Written request: Review the material line by line. Identify and copy every line that contains the string "рубля".

+++

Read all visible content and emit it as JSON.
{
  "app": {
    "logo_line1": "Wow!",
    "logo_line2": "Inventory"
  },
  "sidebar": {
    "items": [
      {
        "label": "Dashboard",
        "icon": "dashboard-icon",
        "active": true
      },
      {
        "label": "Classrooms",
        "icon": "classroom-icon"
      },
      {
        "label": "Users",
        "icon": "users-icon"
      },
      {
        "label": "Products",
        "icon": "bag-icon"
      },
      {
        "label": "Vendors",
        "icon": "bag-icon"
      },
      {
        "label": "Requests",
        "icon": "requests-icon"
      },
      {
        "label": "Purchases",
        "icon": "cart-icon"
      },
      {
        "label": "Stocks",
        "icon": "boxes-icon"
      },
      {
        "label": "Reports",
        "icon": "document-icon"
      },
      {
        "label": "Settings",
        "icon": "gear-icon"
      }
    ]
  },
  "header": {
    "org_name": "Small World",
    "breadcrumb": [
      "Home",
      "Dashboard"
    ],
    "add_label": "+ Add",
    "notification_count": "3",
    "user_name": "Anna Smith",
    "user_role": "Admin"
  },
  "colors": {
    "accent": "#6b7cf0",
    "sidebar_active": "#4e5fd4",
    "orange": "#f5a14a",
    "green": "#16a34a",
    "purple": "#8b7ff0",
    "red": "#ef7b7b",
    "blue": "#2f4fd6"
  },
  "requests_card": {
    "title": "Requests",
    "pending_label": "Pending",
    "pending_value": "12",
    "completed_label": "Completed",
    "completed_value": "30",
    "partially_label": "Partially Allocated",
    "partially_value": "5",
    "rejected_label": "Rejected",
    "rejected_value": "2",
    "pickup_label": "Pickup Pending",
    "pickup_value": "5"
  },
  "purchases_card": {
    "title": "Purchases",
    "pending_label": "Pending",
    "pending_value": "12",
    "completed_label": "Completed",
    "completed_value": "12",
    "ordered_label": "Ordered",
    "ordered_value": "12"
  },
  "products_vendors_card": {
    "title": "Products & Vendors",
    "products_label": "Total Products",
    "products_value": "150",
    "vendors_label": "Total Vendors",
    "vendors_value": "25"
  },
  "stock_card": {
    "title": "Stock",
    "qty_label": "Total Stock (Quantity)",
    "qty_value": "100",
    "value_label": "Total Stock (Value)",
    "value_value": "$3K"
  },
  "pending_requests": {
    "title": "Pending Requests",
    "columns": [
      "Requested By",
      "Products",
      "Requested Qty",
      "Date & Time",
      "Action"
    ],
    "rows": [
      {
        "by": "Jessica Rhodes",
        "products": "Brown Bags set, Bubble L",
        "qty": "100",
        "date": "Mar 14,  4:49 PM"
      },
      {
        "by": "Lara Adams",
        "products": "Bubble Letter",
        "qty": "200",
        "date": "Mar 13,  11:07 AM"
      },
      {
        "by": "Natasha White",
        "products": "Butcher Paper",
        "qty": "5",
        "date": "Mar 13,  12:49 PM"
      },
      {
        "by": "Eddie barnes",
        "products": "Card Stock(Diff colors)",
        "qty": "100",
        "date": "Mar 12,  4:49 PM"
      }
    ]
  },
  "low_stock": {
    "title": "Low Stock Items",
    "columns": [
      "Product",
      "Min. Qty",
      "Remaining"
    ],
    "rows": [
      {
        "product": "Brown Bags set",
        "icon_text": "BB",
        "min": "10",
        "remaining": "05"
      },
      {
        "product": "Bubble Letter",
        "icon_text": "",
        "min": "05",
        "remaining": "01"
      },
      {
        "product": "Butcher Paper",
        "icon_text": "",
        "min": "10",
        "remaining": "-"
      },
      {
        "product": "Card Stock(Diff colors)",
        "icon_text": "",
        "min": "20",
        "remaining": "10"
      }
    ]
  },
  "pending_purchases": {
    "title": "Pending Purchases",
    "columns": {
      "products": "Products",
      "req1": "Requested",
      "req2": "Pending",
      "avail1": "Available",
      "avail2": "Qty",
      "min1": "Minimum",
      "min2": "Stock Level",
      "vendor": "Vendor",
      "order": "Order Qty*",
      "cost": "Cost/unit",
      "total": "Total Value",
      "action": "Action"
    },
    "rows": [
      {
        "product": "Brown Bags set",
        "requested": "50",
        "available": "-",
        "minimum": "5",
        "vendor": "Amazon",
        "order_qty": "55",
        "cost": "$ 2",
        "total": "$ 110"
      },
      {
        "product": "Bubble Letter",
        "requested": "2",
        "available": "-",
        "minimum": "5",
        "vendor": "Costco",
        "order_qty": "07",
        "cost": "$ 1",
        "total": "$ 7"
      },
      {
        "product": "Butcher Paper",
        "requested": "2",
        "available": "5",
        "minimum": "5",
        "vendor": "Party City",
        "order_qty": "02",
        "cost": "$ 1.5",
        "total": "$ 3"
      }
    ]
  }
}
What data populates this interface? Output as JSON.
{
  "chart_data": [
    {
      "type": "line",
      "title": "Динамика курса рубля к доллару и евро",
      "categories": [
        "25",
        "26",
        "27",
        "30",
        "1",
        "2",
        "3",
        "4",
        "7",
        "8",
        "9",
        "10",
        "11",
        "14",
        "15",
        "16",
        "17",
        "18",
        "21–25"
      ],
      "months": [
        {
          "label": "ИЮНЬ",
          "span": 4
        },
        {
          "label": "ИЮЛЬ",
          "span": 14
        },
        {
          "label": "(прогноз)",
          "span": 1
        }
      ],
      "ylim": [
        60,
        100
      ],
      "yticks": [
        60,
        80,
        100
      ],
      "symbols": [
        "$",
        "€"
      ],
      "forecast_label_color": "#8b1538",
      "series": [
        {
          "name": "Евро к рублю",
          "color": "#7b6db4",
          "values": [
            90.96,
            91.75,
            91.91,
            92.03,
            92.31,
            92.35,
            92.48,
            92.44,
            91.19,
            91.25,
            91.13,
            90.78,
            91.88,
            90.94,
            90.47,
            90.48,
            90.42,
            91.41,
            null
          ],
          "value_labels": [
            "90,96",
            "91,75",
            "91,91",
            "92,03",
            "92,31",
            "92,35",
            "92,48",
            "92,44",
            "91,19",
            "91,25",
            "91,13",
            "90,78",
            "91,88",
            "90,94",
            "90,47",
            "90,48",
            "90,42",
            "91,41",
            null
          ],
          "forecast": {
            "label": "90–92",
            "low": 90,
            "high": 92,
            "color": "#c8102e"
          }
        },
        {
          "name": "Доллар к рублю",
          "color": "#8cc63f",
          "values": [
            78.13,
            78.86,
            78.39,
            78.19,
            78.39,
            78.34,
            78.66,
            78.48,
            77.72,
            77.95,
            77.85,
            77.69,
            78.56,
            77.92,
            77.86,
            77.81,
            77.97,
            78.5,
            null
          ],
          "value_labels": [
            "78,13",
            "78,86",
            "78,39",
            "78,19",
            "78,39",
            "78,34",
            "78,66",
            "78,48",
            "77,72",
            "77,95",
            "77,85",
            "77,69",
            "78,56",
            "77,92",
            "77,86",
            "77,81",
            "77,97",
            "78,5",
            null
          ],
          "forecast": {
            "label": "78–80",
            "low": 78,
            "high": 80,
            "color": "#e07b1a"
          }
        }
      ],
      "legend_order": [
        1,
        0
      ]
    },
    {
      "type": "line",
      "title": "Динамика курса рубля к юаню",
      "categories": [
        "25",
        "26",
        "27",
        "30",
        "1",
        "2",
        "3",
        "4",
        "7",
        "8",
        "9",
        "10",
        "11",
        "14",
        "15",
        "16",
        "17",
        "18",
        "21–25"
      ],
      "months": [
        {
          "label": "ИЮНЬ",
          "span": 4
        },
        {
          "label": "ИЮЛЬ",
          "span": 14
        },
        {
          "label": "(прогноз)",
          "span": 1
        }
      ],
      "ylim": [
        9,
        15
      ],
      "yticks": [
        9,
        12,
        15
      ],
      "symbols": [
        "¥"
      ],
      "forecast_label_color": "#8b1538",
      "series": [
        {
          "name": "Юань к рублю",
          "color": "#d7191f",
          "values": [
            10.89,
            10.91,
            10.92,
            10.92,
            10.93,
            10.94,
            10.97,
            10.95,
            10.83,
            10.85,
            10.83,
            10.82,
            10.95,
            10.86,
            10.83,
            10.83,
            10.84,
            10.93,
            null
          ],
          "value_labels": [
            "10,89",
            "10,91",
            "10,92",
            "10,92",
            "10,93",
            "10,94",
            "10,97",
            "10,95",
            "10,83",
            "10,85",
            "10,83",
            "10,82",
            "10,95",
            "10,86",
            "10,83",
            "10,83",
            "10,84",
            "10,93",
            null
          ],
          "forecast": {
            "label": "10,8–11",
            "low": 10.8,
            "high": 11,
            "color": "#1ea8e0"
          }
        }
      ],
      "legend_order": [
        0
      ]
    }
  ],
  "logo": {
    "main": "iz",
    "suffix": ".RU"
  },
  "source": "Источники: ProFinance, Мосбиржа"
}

+++

Output of the exercise:
      "title": "Динамика курса рубля к доллару и евро",
      "title": "Динамика курса рубля к юаню",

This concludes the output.